= Objective =
For every line in the records that has the word "this", make a copy.

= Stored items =
◆ ◆ ◆ ◆ ◆

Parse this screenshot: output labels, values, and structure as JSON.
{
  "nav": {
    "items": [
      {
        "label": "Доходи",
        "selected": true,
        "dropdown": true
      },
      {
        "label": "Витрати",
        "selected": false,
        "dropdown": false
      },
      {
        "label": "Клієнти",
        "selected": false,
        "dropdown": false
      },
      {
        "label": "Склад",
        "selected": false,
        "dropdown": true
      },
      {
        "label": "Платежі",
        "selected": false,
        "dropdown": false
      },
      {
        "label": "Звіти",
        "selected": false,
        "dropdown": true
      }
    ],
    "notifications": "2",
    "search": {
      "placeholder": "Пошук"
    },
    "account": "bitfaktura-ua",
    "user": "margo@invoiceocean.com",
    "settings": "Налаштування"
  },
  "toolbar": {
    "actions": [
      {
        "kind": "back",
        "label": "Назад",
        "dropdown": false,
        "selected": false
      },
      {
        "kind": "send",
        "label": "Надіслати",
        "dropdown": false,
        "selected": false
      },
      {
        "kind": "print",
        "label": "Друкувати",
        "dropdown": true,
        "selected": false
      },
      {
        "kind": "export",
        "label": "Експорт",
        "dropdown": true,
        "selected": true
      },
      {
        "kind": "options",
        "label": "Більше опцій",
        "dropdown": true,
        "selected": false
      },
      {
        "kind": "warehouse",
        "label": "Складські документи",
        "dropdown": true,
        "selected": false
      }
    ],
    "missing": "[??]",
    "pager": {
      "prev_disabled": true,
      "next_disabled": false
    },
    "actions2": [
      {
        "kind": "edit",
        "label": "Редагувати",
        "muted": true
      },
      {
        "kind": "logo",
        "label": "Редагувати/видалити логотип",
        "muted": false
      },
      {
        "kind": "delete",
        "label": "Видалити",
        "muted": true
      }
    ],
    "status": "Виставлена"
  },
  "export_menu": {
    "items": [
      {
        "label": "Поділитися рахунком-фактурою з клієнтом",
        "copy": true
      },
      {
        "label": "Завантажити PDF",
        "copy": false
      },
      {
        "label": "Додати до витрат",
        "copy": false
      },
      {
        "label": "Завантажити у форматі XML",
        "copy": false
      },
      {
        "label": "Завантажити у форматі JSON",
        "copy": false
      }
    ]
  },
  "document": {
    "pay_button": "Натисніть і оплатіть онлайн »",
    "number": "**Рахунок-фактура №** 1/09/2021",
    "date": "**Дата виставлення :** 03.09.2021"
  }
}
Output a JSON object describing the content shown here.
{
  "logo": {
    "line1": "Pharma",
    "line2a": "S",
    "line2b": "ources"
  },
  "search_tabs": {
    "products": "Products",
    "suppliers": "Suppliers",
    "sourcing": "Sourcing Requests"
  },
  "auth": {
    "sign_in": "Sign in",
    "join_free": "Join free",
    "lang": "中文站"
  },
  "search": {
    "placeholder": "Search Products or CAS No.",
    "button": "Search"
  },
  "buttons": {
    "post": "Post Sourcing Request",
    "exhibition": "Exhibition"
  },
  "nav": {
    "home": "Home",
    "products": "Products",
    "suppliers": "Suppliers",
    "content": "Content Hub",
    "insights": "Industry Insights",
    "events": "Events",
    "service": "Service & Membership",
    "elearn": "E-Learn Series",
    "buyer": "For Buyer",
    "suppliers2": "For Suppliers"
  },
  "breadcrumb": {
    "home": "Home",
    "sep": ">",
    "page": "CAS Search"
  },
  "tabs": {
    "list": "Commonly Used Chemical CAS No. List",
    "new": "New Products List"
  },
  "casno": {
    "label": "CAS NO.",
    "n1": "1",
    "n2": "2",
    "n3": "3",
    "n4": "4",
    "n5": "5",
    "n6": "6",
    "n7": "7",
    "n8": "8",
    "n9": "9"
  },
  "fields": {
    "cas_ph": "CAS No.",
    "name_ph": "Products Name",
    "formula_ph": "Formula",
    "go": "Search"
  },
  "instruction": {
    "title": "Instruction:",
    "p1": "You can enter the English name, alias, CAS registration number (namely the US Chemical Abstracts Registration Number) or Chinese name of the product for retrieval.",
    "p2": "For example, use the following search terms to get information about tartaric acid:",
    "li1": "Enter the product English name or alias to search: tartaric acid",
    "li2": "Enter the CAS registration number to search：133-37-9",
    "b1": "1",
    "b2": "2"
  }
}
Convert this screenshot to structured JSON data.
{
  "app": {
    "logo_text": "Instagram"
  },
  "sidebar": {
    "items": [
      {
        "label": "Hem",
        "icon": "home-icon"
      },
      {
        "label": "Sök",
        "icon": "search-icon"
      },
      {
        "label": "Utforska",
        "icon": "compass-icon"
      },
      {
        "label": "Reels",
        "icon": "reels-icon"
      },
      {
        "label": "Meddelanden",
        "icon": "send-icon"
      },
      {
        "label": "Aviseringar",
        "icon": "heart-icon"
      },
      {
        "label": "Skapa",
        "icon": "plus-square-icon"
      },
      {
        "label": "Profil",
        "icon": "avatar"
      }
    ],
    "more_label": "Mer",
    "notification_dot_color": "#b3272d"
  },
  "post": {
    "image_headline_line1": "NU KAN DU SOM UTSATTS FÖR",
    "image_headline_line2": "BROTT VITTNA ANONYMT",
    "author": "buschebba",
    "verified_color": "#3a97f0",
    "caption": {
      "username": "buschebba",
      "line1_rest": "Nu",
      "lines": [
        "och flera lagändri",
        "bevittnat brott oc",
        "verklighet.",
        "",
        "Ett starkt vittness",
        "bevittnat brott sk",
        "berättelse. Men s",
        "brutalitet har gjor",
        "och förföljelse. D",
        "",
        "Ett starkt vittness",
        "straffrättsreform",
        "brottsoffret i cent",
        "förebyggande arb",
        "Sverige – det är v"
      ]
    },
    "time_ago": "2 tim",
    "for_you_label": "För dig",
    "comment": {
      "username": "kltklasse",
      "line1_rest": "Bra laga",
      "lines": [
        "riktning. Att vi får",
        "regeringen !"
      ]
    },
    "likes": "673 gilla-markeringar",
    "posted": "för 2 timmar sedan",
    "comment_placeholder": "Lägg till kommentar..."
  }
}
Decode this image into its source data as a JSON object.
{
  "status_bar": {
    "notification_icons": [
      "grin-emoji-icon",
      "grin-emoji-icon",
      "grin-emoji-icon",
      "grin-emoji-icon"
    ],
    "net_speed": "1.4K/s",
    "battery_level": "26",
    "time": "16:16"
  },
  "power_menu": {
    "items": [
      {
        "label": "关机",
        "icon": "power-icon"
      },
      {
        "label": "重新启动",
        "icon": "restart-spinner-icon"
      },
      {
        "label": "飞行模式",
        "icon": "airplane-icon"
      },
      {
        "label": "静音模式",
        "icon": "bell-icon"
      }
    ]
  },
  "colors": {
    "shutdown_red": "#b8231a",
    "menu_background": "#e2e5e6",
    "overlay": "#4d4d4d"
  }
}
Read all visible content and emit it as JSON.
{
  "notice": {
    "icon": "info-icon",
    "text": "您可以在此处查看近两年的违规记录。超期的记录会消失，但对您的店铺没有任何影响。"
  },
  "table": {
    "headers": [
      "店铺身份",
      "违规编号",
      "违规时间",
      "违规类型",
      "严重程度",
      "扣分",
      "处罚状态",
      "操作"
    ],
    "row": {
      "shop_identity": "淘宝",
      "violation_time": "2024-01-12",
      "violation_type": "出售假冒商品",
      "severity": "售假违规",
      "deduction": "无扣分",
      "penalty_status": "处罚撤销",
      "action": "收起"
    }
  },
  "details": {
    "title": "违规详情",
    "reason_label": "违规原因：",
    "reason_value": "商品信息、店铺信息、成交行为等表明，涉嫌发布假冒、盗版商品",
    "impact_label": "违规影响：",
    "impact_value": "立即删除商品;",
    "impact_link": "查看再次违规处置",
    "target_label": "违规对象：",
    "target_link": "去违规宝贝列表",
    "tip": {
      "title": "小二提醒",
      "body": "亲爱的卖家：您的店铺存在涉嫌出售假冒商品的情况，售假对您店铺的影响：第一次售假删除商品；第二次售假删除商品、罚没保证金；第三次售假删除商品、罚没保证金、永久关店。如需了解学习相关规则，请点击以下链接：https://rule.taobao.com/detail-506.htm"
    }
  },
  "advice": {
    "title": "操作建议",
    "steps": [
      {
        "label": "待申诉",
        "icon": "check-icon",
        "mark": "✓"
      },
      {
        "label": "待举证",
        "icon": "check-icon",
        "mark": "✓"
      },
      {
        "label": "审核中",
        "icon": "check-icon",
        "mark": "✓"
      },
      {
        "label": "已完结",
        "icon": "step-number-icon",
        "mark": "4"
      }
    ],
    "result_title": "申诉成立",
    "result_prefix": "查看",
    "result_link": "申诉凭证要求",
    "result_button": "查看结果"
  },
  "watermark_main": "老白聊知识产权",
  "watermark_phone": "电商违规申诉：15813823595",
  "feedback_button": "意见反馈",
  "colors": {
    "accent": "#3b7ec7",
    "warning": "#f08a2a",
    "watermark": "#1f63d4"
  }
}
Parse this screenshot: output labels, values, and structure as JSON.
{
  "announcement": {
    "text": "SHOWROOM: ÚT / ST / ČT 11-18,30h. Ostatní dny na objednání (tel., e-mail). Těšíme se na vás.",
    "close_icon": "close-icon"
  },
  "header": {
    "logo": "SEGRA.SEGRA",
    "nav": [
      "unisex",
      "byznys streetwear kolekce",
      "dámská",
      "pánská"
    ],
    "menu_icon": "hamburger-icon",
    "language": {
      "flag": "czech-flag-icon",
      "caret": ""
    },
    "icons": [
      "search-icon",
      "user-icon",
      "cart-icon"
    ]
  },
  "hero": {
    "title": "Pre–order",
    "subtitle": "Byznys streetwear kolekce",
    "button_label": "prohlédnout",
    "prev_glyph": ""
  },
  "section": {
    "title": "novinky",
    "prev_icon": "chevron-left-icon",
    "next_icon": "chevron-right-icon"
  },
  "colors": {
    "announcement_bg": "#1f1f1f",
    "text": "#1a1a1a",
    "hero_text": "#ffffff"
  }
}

◆ ◆ ◆ ◆ ◆

= Solution =
Parse this screenshot: output labels, values, and structure as JSON.
Convert this screenshot to structured JSON data.
Decode this image into its source data as a JSON object.
Parse this screenshot: output labels, values, and structure as JSON.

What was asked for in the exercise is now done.